### Records shown

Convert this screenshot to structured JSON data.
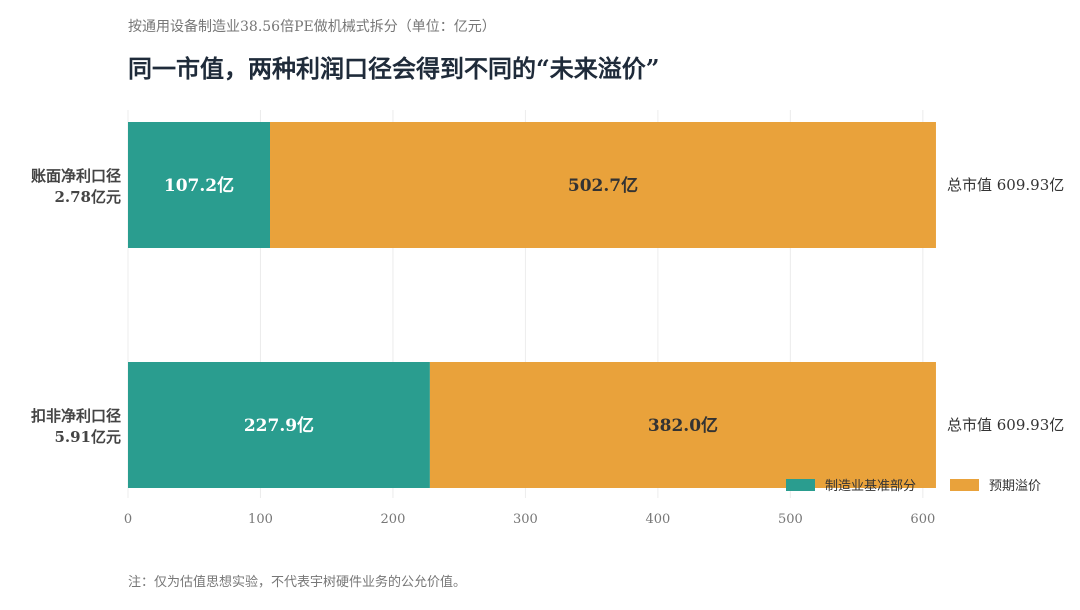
{
  "chart_data": {
    "type": "bar",
    "orientation": "horizontal",
    "stacked": true,
    "subtitle": "按通用设备制造业38.56倍PE做机械式拆分（单位：亿元）",
    "title": "同一市值，两种利润口径会得到不同的“未来溢价”",
    "categories": [
      {
        "name": "账面净利口径",
        "sub": "2.78亿元"
      },
      {
        "name": "扣非净利口径",
        "sub": "5.91亿元"
      }
    ],
    "series": [
      {
        "name": "制造业基准部分",
        "color": "#2a9d8f",
        "label_color": "#ffffff",
        "values": [
          107.2,
          227.9
        ],
        "labels": [
          "107.2亿",
          "227.9亿"
        ]
      },
      {
        "name": "预期溢价",
        "color": "#e9a23b",
        "label_color": "#333333",
        "values": [
          502.7,
          382.0
        ],
        "labels": [
          "502.7亿",
          "382.0亿"
        ]
      }
    ],
    "totals": [
      "总市值 609.93亿",
      "总市值 609.93亿"
    ],
    "xlim": [
      0,
      609.93
    ],
    "xticks": [
      0,
      100,
      200,
      300,
      400,
      500,
      600
    ],
    "grid": true,
    "legend_position": "bottom-right",
    "note": "注：仅为估值思想实验，不代表宇树硬件业务的公允价值。"
  }
}
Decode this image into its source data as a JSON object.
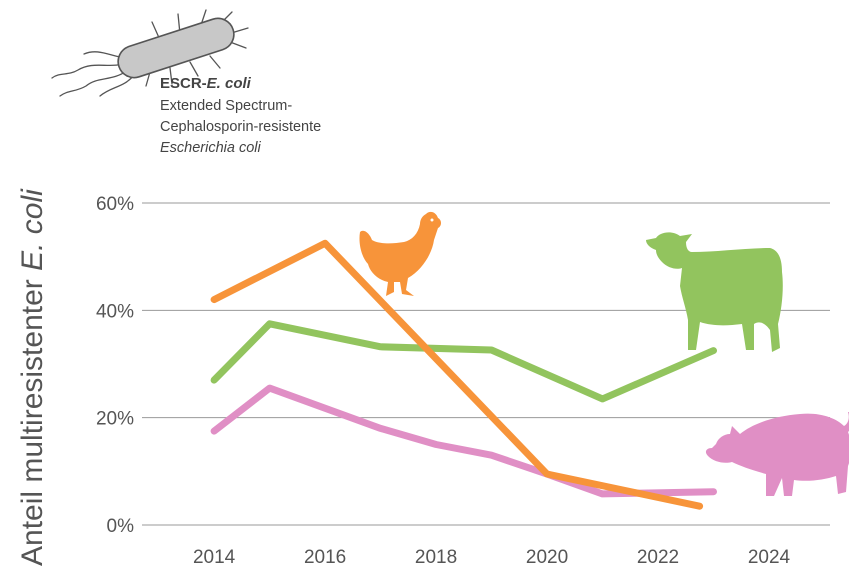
{
  "info_box": {
    "title_prefix": "ESCR-",
    "title_italic": "E. coli",
    "line1": "Extended Spectrum-",
    "line2": "Cephalosporin-resistente",
    "line3": "Escherichia coli"
  },
  "chart_data": {
    "type": "line",
    "ylabel_prefix": "Anteil multiresistenter ",
    "ylabel_italic": "E. coli",
    "xlabel": "",
    "xlim": [
      2012.7,
      2025.1
    ],
    "ylim": [
      0,
      60
    ],
    "x_ticks": [
      2014,
      2016,
      2018,
      2020,
      2022,
      2024
    ],
    "y_ticks": [
      0,
      20,
      40,
      60
    ],
    "y_tick_labels": [
      "0%",
      "20%",
      "40%",
      "60%"
    ],
    "grid": "horizontal",
    "series": [
      {
        "color": "#f7943a",
        "icon": "chicken-icon",
        "x": [
          2014,
          2016,
          2020,
          2022.75
        ],
        "y": [
          42,
          52.5,
          9.5,
          3.5
        ]
      },
      {
        "color": "#92c45e",
        "icon": "cow-icon",
        "x": [
          2014,
          2015,
          2017,
          2019,
          2021,
          2023
        ],
        "y": [
          27,
          37.5,
          33.2,
          32.6,
          23.5,
          32.5
        ]
      },
      {
        "color": "#e08fc5",
        "icon": "pig-icon",
        "x": [
          2014,
          2015,
          2017,
          2018,
          2019,
          2020,
          2021,
          2023
        ],
        "y": [
          17.5,
          25.5,
          18,
          15,
          13,
          9.5,
          5.8,
          6.2
        ]
      }
    ]
  }
}
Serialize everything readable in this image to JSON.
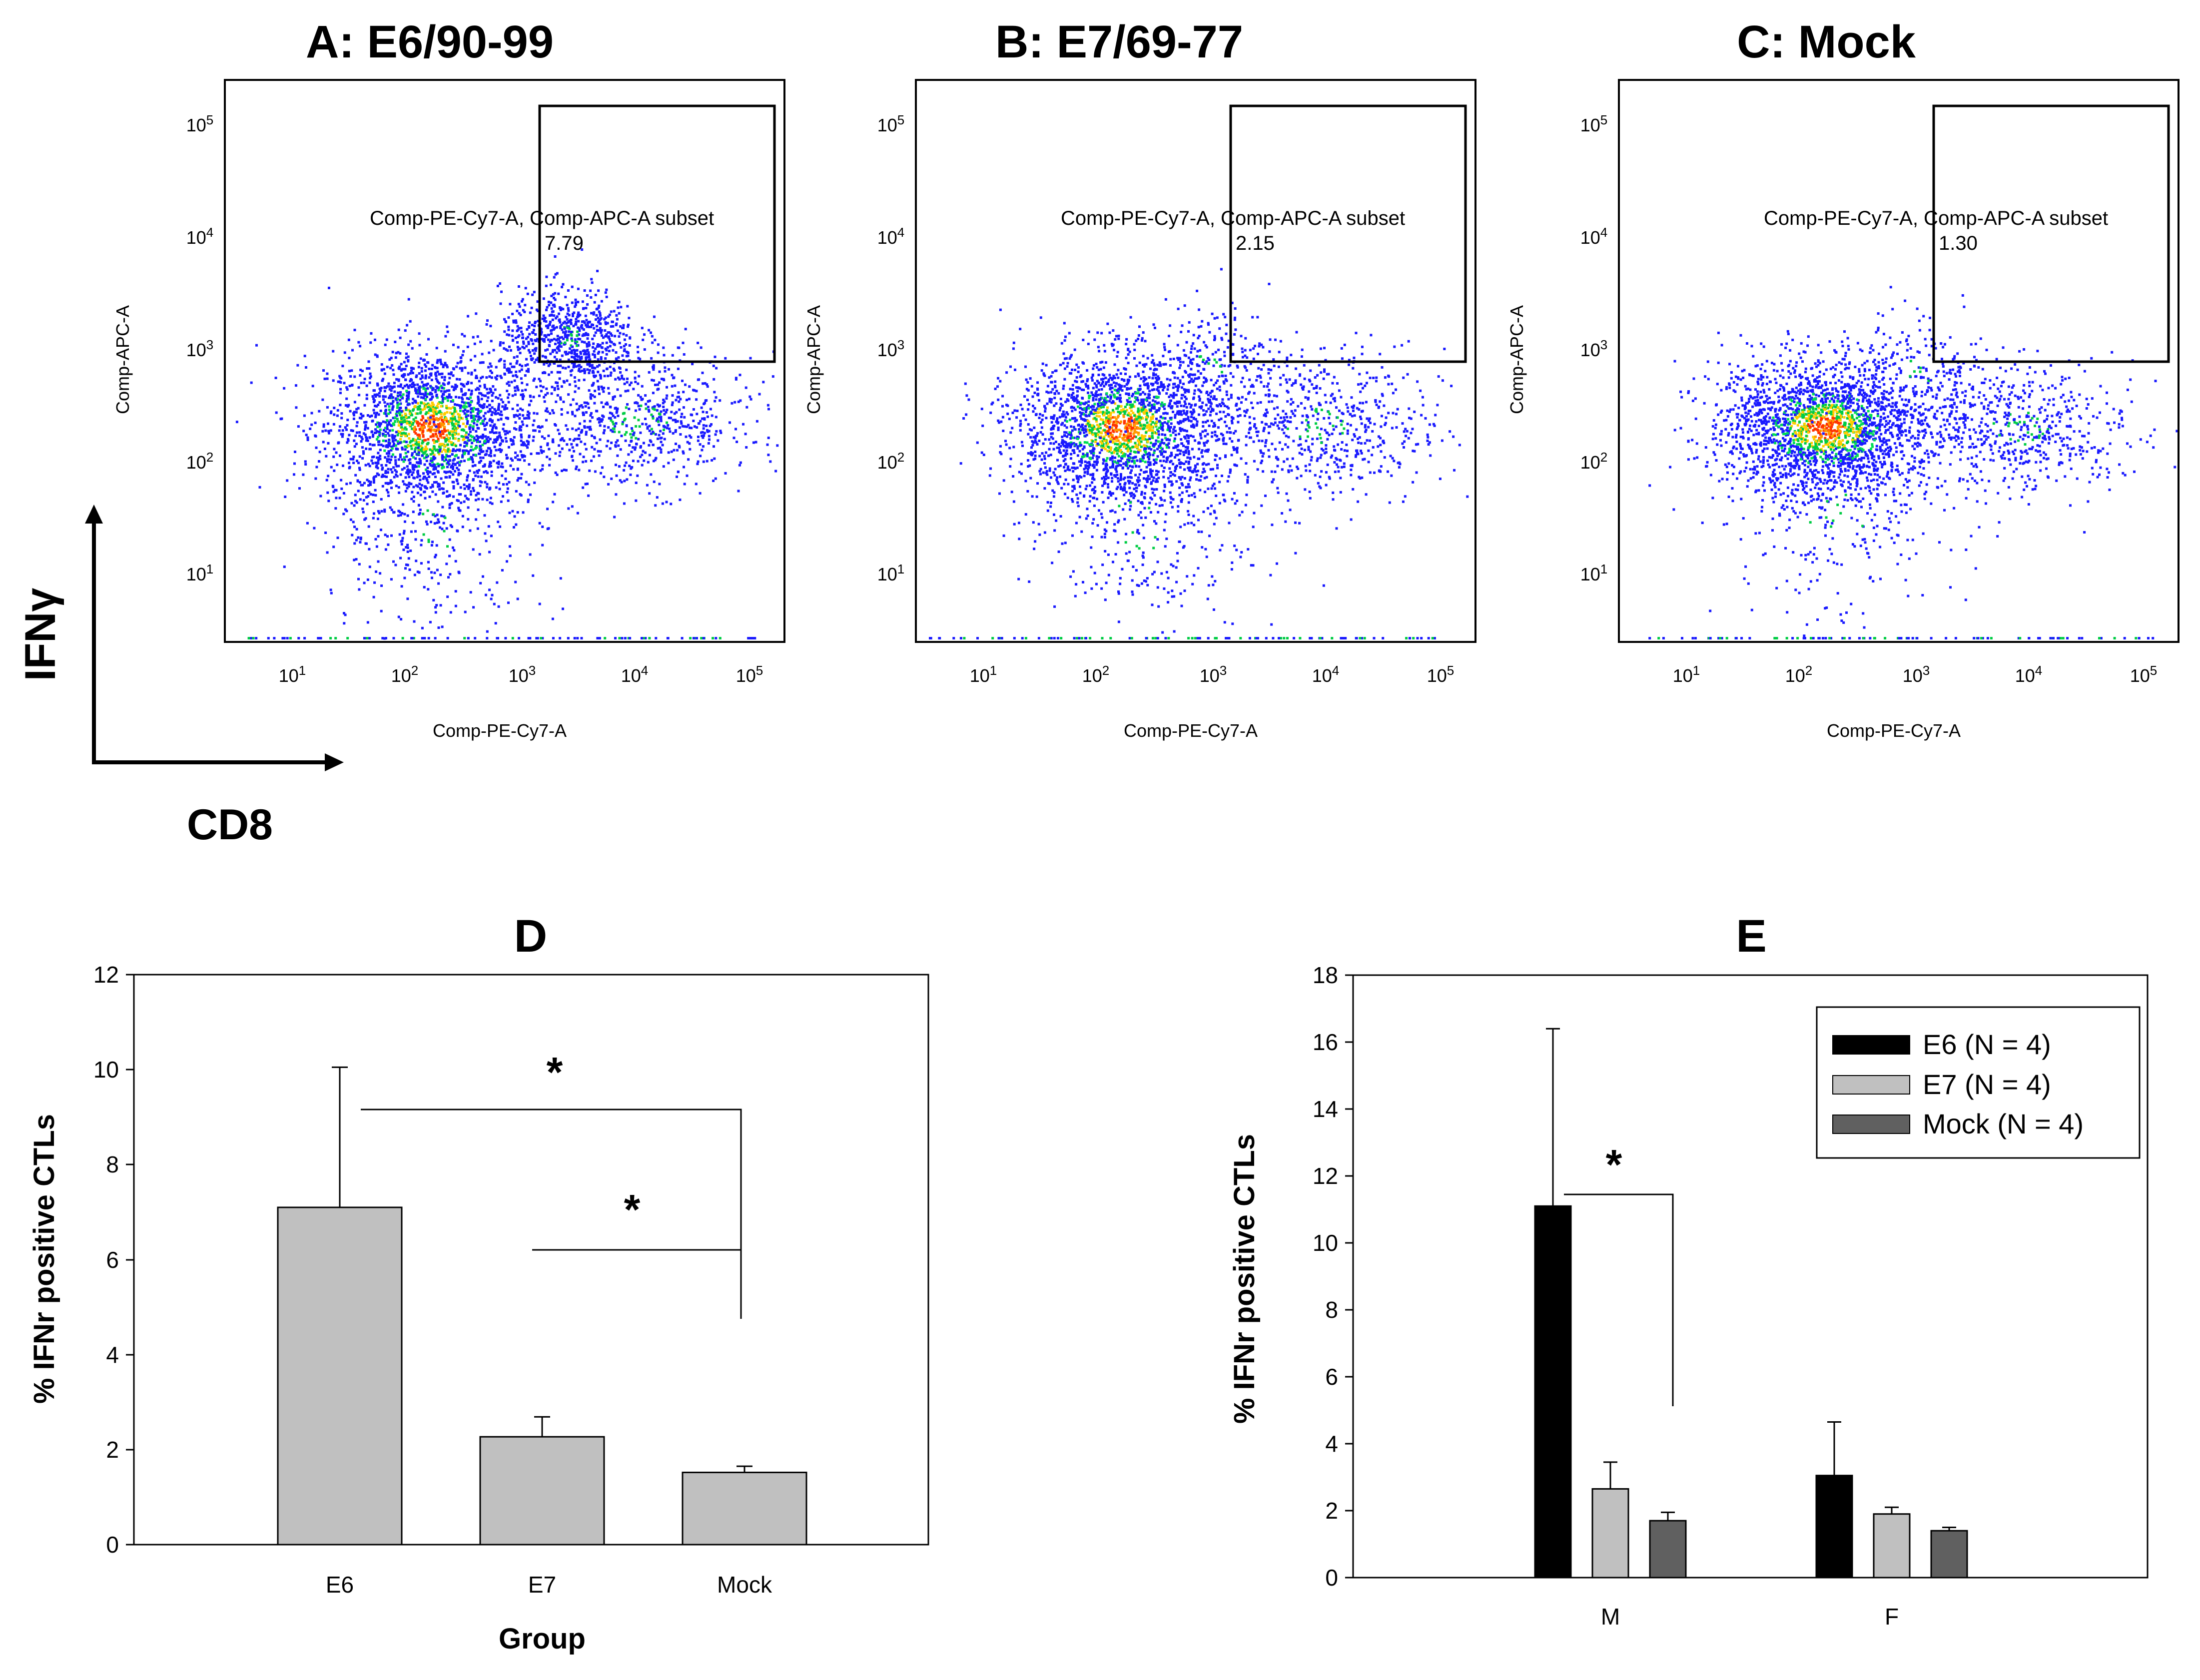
{
  "flow_panels": [
    {
      "title": "A: E6/90-99",
      "gate_label": "Comp-PE-Cy7-A, Comp-APC-A subset",
      "gate_value": "7.79",
      "xlabel": "Comp-PE-Cy7-A",
      "ylabel": "Comp-APC-A",
      "clusters": [
        {
          "cx": 2.2,
          "cy": 2.3,
          "sx": 0.45,
          "sy": 0.35,
          "n": 2200
        },
        {
          "cx": 3.4,
          "cy": 3.1,
          "sx": 0.3,
          "sy": 0.22,
          "n": 700
        },
        {
          "cx": 4.0,
          "cy": 2.35,
          "sx": 0.5,
          "sy": 0.3,
          "n": 700
        },
        {
          "cx": 2.2,
          "cy": 1.4,
          "sx": 0.5,
          "sy": 0.5,
          "n": 300
        }
      ]
    },
    {
      "title": "B: E7/69-77",
      "gate_label": "Comp-PE-Cy7-A, Comp-APC-A subset",
      "gate_value": "2.15",
      "xlabel": "Comp-PE-Cy7-A",
      "ylabel": "Comp-APC-A",
      "clusters": [
        {
          "cx": 2.2,
          "cy": 2.3,
          "sx": 0.45,
          "sy": 0.33,
          "n": 2200
        },
        {
          "cx": 3.9,
          "cy": 2.3,
          "sx": 0.55,
          "sy": 0.35,
          "n": 650
        },
        {
          "cx": 3.0,
          "cy": 2.9,
          "sx": 0.3,
          "sy": 0.25,
          "n": 200
        },
        {
          "cx": 2.3,
          "cy": 1.4,
          "sx": 0.5,
          "sy": 0.5,
          "n": 300
        }
      ]
    },
    {
      "title": "C: Mock",
      "gate_label": "Comp-PE-Cy7-A, Comp-APC-A subset",
      "gate_value": "1.30",
      "xlabel": "Comp-PE-Cy7-A",
      "ylabel": "Comp-APC-A",
      "clusters": [
        {
          "cx": 2.2,
          "cy": 2.3,
          "sx": 0.45,
          "sy": 0.3,
          "n": 2300
        },
        {
          "cx": 3.9,
          "cy": 2.3,
          "sx": 0.5,
          "sy": 0.3,
          "n": 600
        },
        {
          "cx": 3.0,
          "cy": 2.8,
          "sx": 0.3,
          "sy": 0.25,
          "n": 150
        },
        {
          "cx": 2.3,
          "cy": 1.5,
          "sx": 0.5,
          "sy": 0.45,
          "n": 250
        }
      ]
    }
  ],
  "flow_axis": {
    "ticks": [
      {
        "base": "10",
        "exp": "1"
      },
      {
        "base": "10",
        "exp": "2"
      },
      {
        "base": "10",
        "exp": "3"
      },
      {
        "base": "10",
        "exp": "4"
      },
      {
        "base": "10",
        "exp": "5"
      }
    ]
  },
  "overall_axes": {
    "y": "IFNγ",
    "x": "CD8"
  },
  "chart_data": [
    {
      "type": "bar",
      "title": "D",
      "categories": [
        "E6",
        "E7",
        "Mock"
      ],
      "values": [
        7.1,
        2.27,
        1.52
      ],
      "errors": [
        2.95,
        0.42,
        0.13
      ],
      "ylim": [
        0,
        12
      ],
      "yticks": [
        "0",
        "2",
        "4",
        "6",
        "8",
        "10",
        "12"
      ],
      "xlabel": "Group",
      "ylabel": "% IFNr positive CTLs",
      "color": "#c0c0c0",
      "significance": [
        "*",
        "*"
      ]
    },
    {
      "type": "bar",
      "title": "E",
      "categories": [
        "M",
        "F"
      ],
      "series": [
        {
          "name": "E6 (N = 4)",
          "color": "#000000",
          "values": [
            11.1,
            3.05
          ],
          "errors": [
            5.3,
            1.6
          ]
        },
        {
          "name": "E7 (N = 4)",
          "color": "#c0c0c0",
          "values": [
            2.65,
            1.9
          ],
          "errors": [
            0.8,
            0.2
          ]
        },
        {
          "name": "Mock (N = 4)",
          "color": "#606060",
          "values": [
            1.7,
            1.4
          ],
          "errors": [
            0.25,
            0.1
          ]
        }
      ],
      "ylim": [
        0,
        18
      ],
      "yticks": [
        "0",
        "2",
        "4",
        "6",
        "8",
        "10",
        "12",
        "14",
        "16",
        "18"
      ],
      "ylabel": "% IFNr positive CTLs",
      "legend": "top-right",
      "significance": [
        "*"
      ]
    }
  ]
}
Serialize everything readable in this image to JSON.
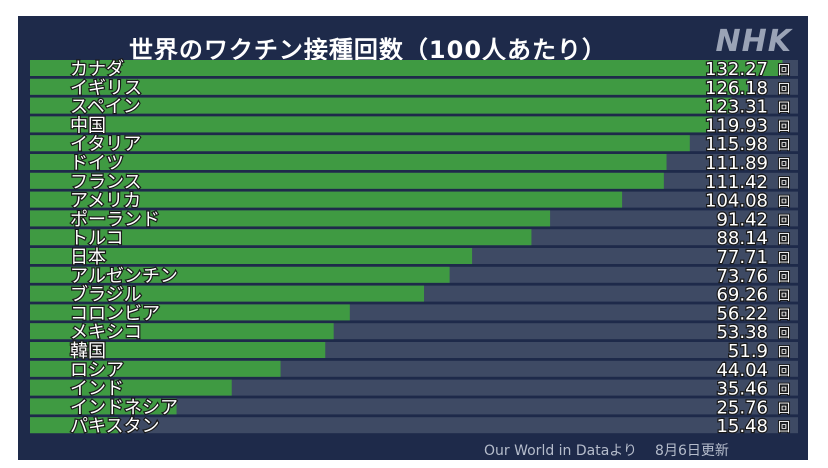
{
  "title": "世界のワクチン接種回数（100人あたり）",
  "logo": "NHK",
  "source": "Our World in Dataより",
  "updated": "8月6日更新",
  "colors": {
    "background": "#1e2a4a",
    "track": "#3e4a64",
    "bar": "#3f9a42"
  },
  "chart_data": {
    "type": "bar",
    "orientation": "horizontal",
    "unit": "回",
    "xlim": [
      0,
      135
    ],
    "categories": [
      "カナダ",
      "イギリス",
      "スペイン",
      "中国",
      "イタリア",
      "ドイツ",
      "フランス",
      "アメリカ",
      "ポーランド",
      "トルコ",
      "日本",
      "アルゼンチン",
      "ブラジル",
      "コロンビア",
      "メキシコ",
      "韓国",
      "ロシア",
      "インド",
      "インドネシア",
      "パキスタン"
    ],
    "value_labels": [
      "132.27",
      "126.18",
      "123.31",
      "119.93",
      "115.98",
      "111.89",
      "111.42",
      "104.08",
      "91.42",
      "88.14",
      "77.71",
      "73.76",
      "69.26",
      "56.22",
      "53.38",
      "51.9",
      "44.04",
      "35.46",
      "25.76",
      "15.48"
    ],
    "values": [
      132.27,
      126.18,
      123.31,
      119.93,
      115.98,
      111.89,
      111.42,
      104.08,
      91.42,
      88.14,
      77.71,
      73.76,
      69.26,
      56.22,
      53.38,
      51.9,
      44.04,
      35.46,
      25.76,
      15.48
    ]
  }
}
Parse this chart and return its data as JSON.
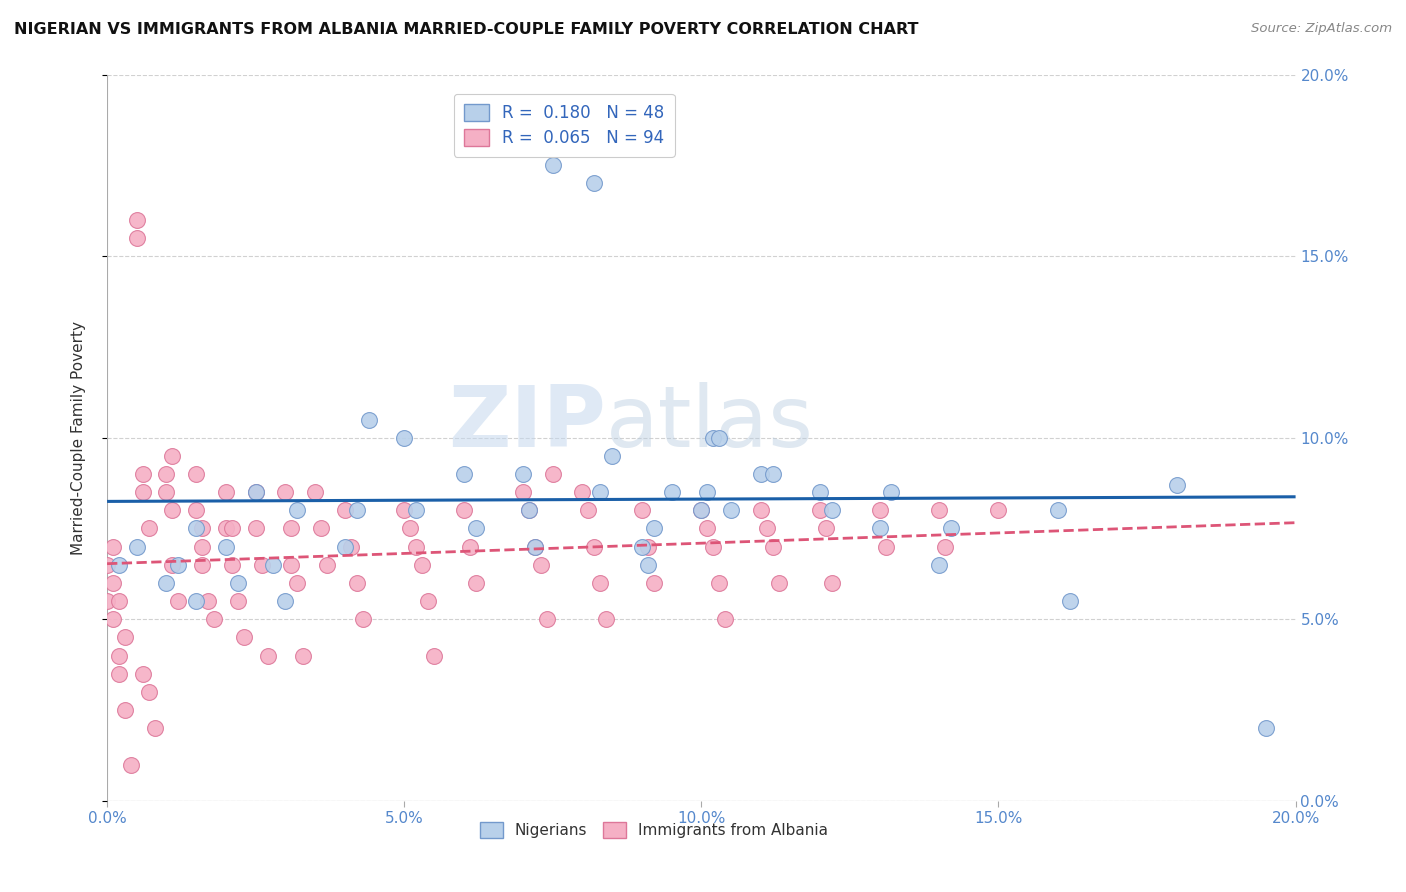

######

* Directive:
Copy out every line in the listing where the word "this" appears.

* Result of the task:
Convert this screenshot to structured JSON data.
Decode this image into its source data as a JSON object.
Serialize everything readable in this image to JSON.
Serialize everything readable in this image to JSON.
Parse this chart and return its data as JSON.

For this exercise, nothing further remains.